(Collected data entries)
━━━━━━━━━━━━━━━━━━━━

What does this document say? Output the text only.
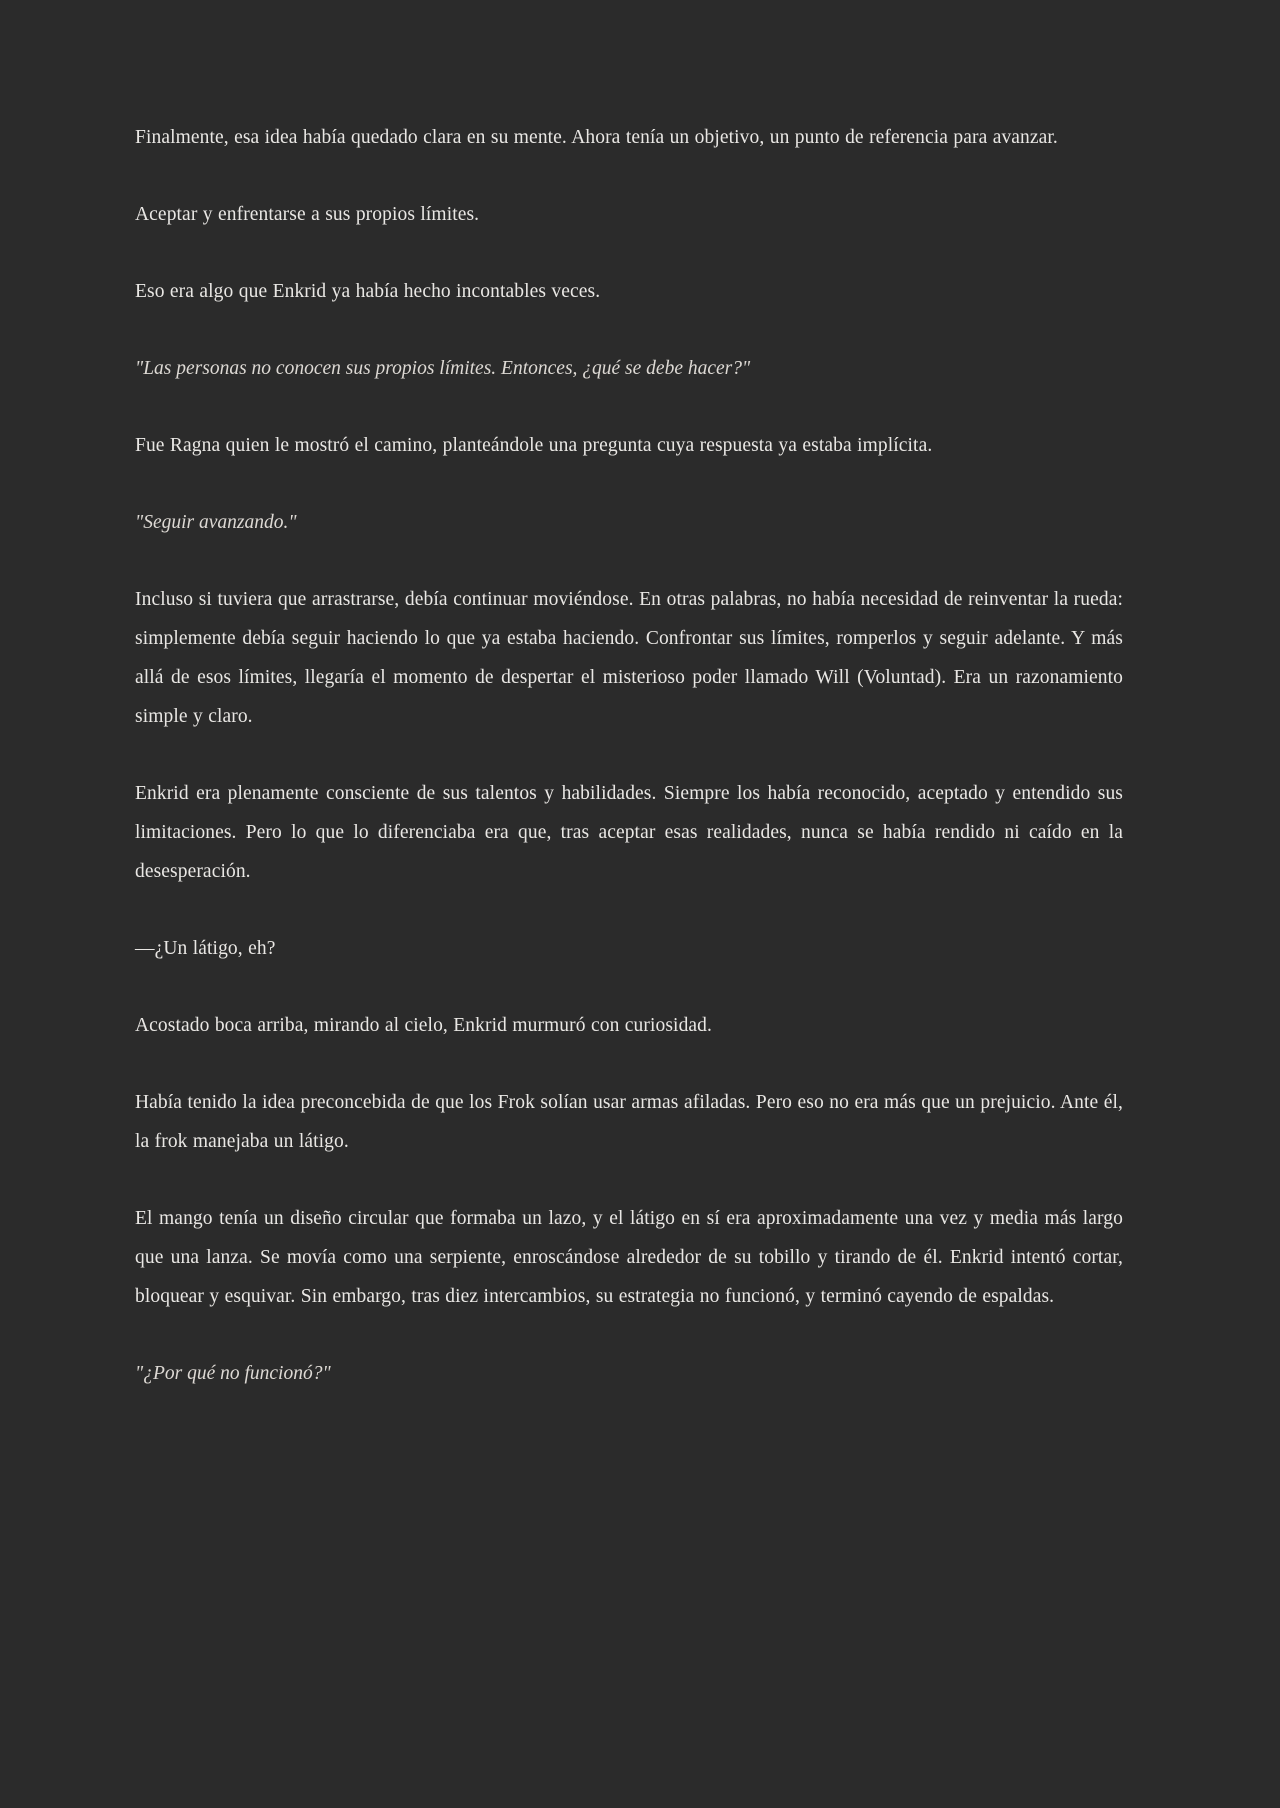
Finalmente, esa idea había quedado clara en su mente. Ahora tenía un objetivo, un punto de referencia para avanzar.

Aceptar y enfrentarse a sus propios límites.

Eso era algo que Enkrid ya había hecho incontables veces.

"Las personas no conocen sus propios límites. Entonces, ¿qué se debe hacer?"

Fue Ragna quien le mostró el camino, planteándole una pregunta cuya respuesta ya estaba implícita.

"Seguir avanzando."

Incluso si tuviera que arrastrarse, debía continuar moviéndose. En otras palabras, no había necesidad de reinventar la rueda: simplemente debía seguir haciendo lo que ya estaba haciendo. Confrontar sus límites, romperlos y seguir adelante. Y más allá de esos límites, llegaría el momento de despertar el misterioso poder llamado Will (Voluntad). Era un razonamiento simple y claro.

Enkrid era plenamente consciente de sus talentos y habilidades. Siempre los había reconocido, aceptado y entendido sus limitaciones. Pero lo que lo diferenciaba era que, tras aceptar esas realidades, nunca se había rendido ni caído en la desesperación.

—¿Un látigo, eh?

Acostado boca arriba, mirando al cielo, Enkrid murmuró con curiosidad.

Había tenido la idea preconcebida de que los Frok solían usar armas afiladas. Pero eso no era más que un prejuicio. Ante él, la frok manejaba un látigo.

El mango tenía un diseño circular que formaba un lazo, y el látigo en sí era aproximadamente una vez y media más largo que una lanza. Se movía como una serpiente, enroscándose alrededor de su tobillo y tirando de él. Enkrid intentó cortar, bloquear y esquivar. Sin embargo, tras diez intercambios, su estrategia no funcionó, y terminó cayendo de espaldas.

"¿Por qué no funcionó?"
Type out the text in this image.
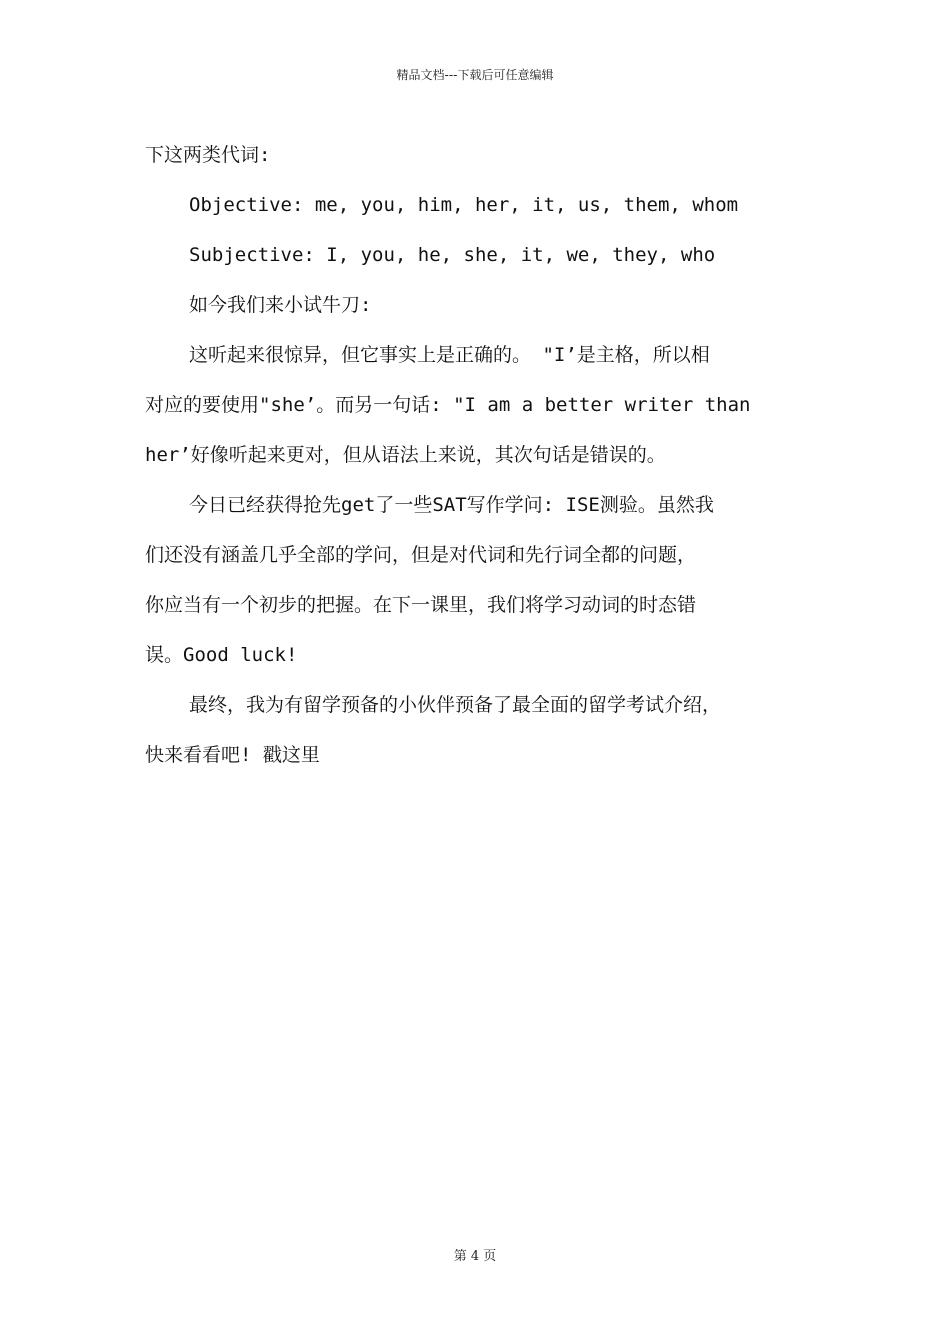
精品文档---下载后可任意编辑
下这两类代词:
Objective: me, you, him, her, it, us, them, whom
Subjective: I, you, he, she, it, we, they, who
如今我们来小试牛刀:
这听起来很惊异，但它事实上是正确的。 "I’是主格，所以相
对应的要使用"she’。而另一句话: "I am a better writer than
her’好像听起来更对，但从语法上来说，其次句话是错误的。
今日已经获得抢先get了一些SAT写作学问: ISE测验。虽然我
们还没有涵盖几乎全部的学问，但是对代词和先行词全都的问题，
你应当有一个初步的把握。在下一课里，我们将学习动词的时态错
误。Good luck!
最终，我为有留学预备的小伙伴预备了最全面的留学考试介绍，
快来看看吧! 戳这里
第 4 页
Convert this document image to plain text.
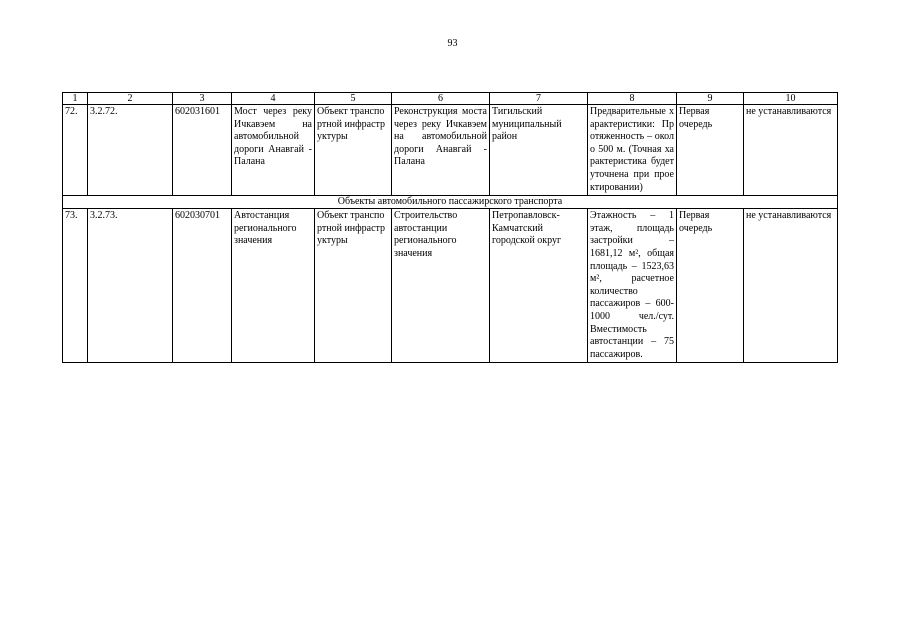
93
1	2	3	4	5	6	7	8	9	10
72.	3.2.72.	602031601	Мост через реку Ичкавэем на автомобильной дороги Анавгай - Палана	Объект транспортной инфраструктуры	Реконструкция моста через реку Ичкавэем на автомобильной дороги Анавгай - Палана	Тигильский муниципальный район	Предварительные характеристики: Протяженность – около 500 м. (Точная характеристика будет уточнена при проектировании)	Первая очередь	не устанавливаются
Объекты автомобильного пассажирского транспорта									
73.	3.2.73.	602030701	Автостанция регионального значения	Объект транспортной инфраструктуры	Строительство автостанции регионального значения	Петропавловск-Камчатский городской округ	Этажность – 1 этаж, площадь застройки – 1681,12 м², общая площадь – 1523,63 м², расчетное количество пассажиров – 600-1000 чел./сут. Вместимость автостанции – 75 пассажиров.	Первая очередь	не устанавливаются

━━━━━━━━━━━━━━━━━━━━

◆ STATED GOAL:
The listing above must be printed again exactly, minus its pictures.

◆ OUTPUT OF THE EXERCISE:
What does this document say? Output the text only.
Finalmente, esa idea había quedado clara en su mente. Ahora tenía un objetivo, un punto de referencia para avanzar.

Aceptar y enfrentarse a sus propios límites.

Eso era algo que Enkrid ya había hecho incontables veces.

"Las personas no conocen sus propios límites. Entonces, ¿qué se debe hacer?"

Fue Ragna quien le mostró el camino, planteándole una pregunta cuya respuesta ya estaba implícita.

"Seguir avanzando."

Incluso si tuviera que arrastrarse, debía continuar moviéndose. En otras palabras, no había necesidad de reinventar la rueda: simplemente debía seguir haciendo lo que ya estaba haciendo. Confrontar sus límites, romperlos y seguir adelante. Y más allá de esos límites, llegaría el momento de despertar el misterioso poder llamado Will (Voluntad). Era un razonamiento simple y claro.

Enkrid era plenamente consciente de sus talentos y habilidades. Siempre los había reconocido, aceptado y entendido sus limitaciones. Pero lo que lo diferenciaba era que, tras aceptar esas realidades, nunca se había rendido ni caído en la desesperación.

—¿Un látigo, eh?

Acostado boca arriba, mirando al cielo, Enkrid murmuró con curiosidad.

Había tenido la idea preconcebida de que los Frok solían usar armas afiladas. Pero eso no era más que un prejuicio. Ante él, la frok manejaba un látigo.

El mango tenía un diseño circular que formaba un lazo, y el látigo en sí era aproximadamente una vez y media más largo que una lanza. Se movía como una serpiente, enroscándose alrededor de su tobillo y tirando de él. Enkrid intentó cortar, bloquear y esquivar. Sin embargo, tras diez intercambios, su estrategia no funcionó, y terminó cayendo de espaldas.

"¿Por qué no funcionó?"
Type out the text in this image.
精品文档---下载后可任意编辑
下这两类代词:
Objective: me, you, him, her, it, us, them, whom
Subjective: I, you, he, she, it, we, they, who
如今我们来小试牛刀:
这听起来很惊异，但它事实上是正确的。 "I’是主格，所以相
对应的要使用"she’。而另一句话: "I am a better writer than
her’好像听起来更对，但从语法上来说，其次句话是错误的。
今日已经获得抢先get了一些SAT写作学问: ISE测验。虽然我
们还没有涵盖几乎全部的学问，但是对代词和先行词全都的问题，
你应当有一个初步的把握。在下一课里，我们将学习动词的时态错
误。Good luck!
最终，我为有留学预备的小伙伴预备了最全面的留学考试介绍，
快来看看吧! 戳这里
第 4 页
Convert this document image to plain text.
93
1	2	3	4	5	6	7	8	9	10
72.	3.2.72.	602031601	Мост через реку Ичкавэем на автомобильной дороги Анавгай - Палана	Объект транспортной инфраструктуры	Реконструкция моста через реку Ичкавэем на автомобильной дороги Анавгай - Палана	Тигильский муниципальный район	Предварительные характеристики: Протяженность – около 500 м. (Точная характеристика будет уточнена при проектировании)	Первая очередь	не устанавливаются
Объекты автомобильного пассажирского транспорта									
73.	3.2.73.	602030701	Автостанция регионального значения	Объект транспортной инфраструктуры	Строительство автостанции регионального значения	Петропавловск-Камчатский городской округ	Этажность – 1 этаж, площадь застройки – 1681,12 м², общая площадь – 1523,63 м², расчетное количество пассажиров – 600-1000 чел./сут. Вместимость автостанции – 75 пассажиров.	Первая очередь	не устанавливаются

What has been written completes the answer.